**WHAT NEEDS TO BE DONE**
Records follow. Pull out every line that contains "this".
=== DATA PROVIDED ===
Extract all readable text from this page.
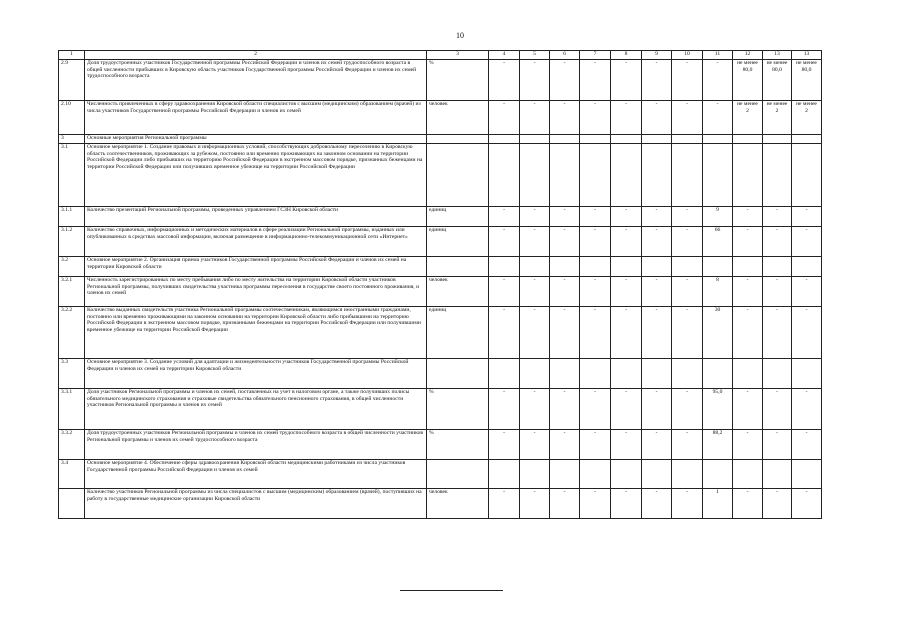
10
1	2	3	4	5	6	7	8	9	10	11	12	13	13
2.9	Доля трудоустроенных участников Государственной программы Российской Федерации и членов их семей трудоспособного возраста в общей численности прибывших в Кировскую область участников Государственной программы Российской Федерации и членов их семей трудоспособного возраста	%	-	-	-	-	-	-	-	-	не менее 80,0	не менее 80,0	не менее 80,0
2.10	Численность привлеченных в сферу здравоохранения Кировской области специалистов с высшим (медицинским) образованием (врачей) из числа участников Государственной программы Российской Федерации и членов их семей	человек	-	-	-	-	-	-	-	-	не менее 2	не менее 2	не менее 2
3	Основные мероприятия Региональной программы												
3.1	Основное мероприятие 1. Создание правовых и информационных условий, способствующих добровольному переселению в Кировскую область соотечественников, проживающих за рубежом, постоянно или временно проживающих на законном основании на территории Российской Федерации либо прибывших на территорию Российской Федерации в экстренном массовом порядке, признанных беженцами на территории Российской Федерации или получивших временное убежище на территории Российской Федерации												
3.1.1	Количество презентаций Региональной программы, проведенных управлением ГСЗН Кировской области	единиц	-	-	-	-	-	-	-	9	-	-	-
3.1.2	Количество справочных, информационных и методических материалов в сфере реализации Региональной программы, изданных или опубликованных в средствах массовой информации, включая размещение в информационно-телекоммуникационной сети «Интернет»	единиц	-	-	-	-	-	-	-	66	-	-	-
3.2	Основное мероприятие 2. Организация приема участников Государственной программы Российской Федерации и членов их семей на территории Кировской области												
3.2.1	Численность зарегистрированных по месту пребывания либо по месту жительства на территории Кировской области участников Региональной программы, получивших свидетельства участника программы переселения в государстве своего постоянного проживания, и членов их семей	человек	-	-	-	-	-	-	-	8	-	-	-
3.2.2	Количество выданных свидетельств участника Региональной программы соотечественникам, являющимся иностранными гражданами, постоянно или временно проживающими на законном основании на территории Кировской области либо прибывшими на территорию Российской Федерации в экстренном массовом порядке, признанными беженцами на территории Российской Федерации или получившими временное убежище на территории Российской Федерации	единиц	-	-	-	-	-	-	-	30	-	-	-
3.3	Основное мероприятие 3. Создание условий для адаптации и жизнедеятельности участников Государственной программы Российской Федерации и членов их семей на территории Кировской области												
3.3.1	Доля участников Региональной программы и членов их семей, поставленных на учет в налоговом органе, а также получивших полисы обязательного медицинского страхования и страховые свидетельства обязательного пенсионного страхования, в общей численности участников Региональной программы и членов их семей	%	-	-	-	-	-	-	-	95,0	-	-	-
3.3.2	Доля трудоустроенных участников Региональной программы и членов их семей трудоспособного возраста в общей численности участников Региональной программы и членов их семей трудоспособного возраста	%	-	-	-	-	-	-	-	88,2	-	-	-
3.4	Основное мероприятие 4. Обеспечение сферы здравоохранения Кировской области медицинскими работниками из числа участников Государственной программы Российской Федерации и членов их семей												
	Количество участников Региональной программы из числа специалистов с высшим (медицинским) образованием (врачей), поступивших на работу в государственные медицинские организации Кировской области	человек	-	-	-	-	-	-	-	1	-	-	-
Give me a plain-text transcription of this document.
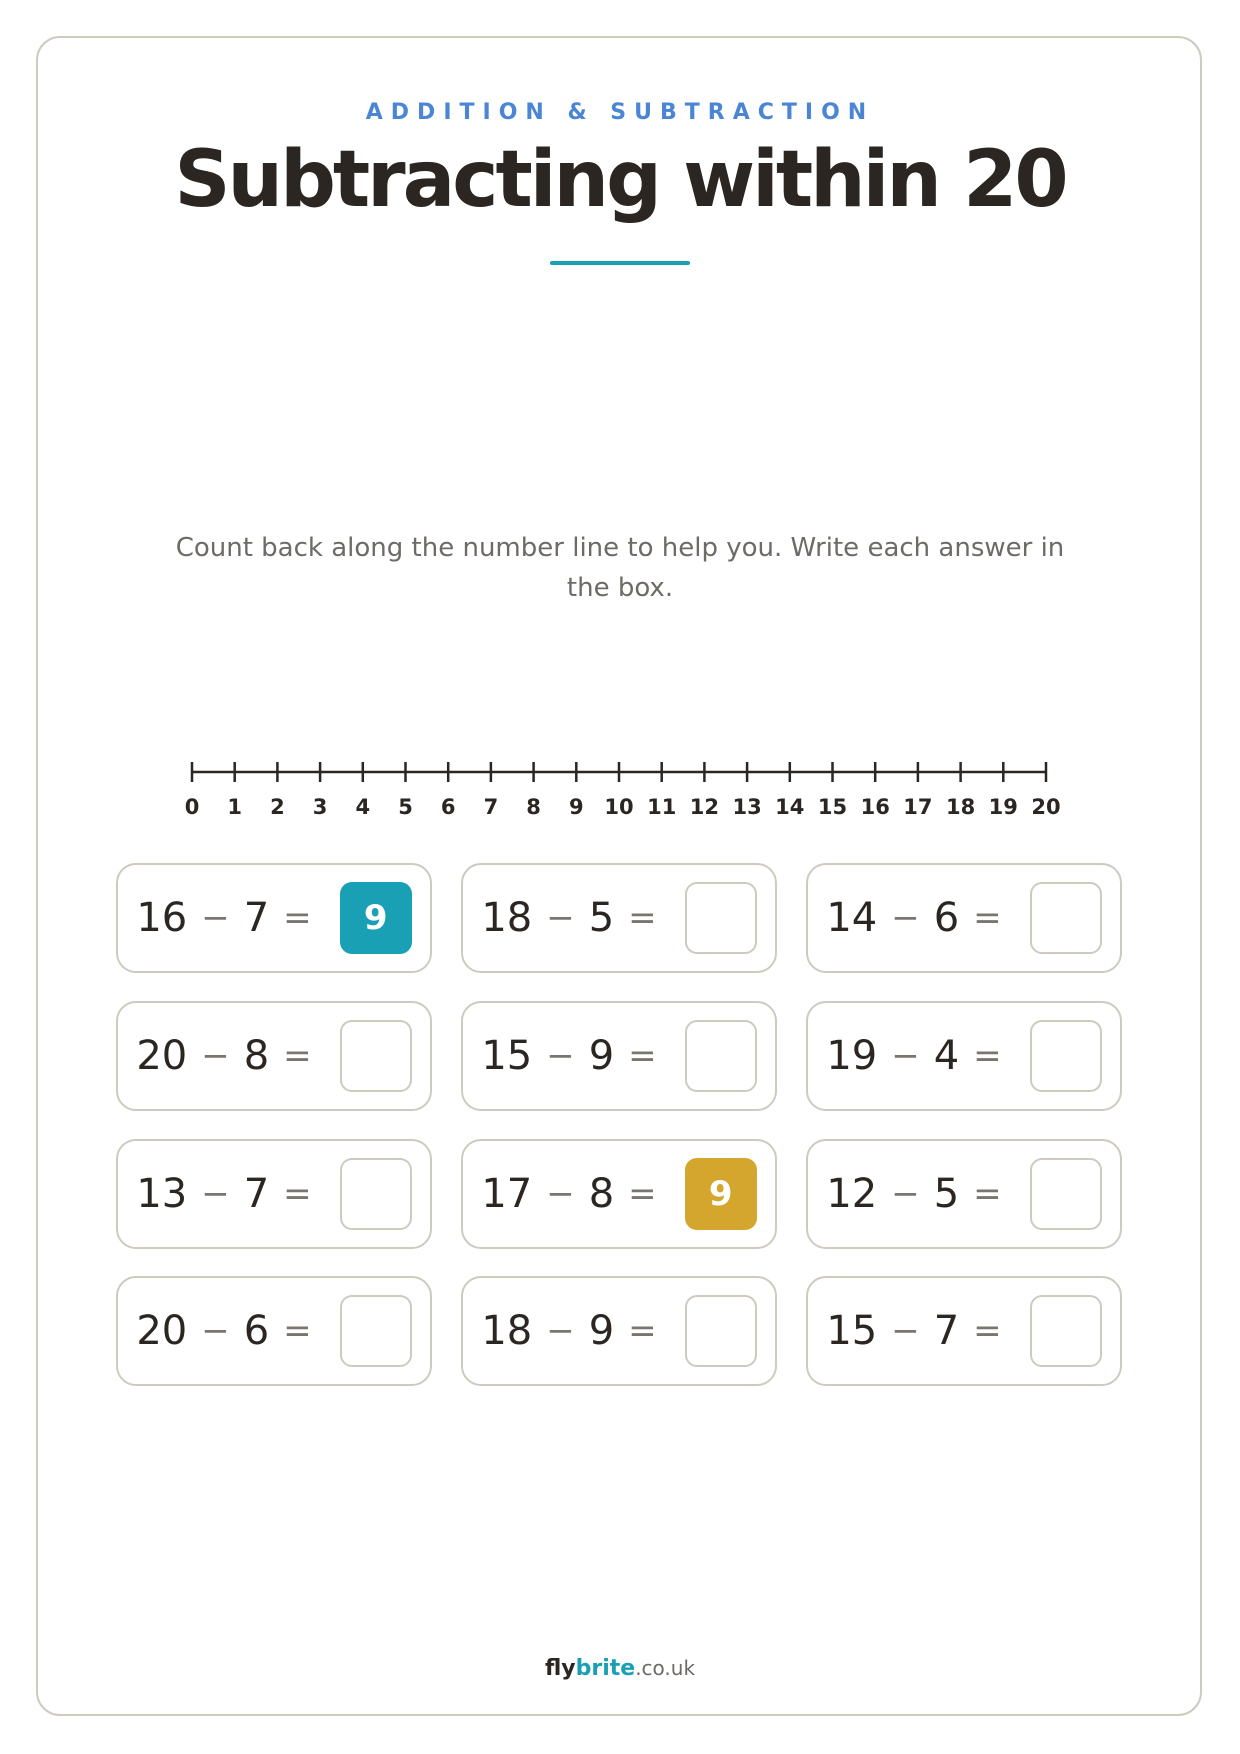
ADDITION & SUBTRACTION
Subtracting within 20
Count back along the number line to help you. Write each answer in the box.
0 1 2 3 4 5 6 7 8 9 10 11 12 13 14 15 16 17 18 19 20
16 − 7 =	9	18 − 5 =	14 − 6 =
20 − 8 =	15 − 9 =	19 − 4 =
13 − 7 =	17 − 8 =	9	12 − 5 =
20 − 6 =	18 − 9 =	15 − 7 =
flybrite.co.uk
===
**SOLUTION TO THE EXERCISE**
Extract all readable text from this page.
Give me a plain-text transcription of this document.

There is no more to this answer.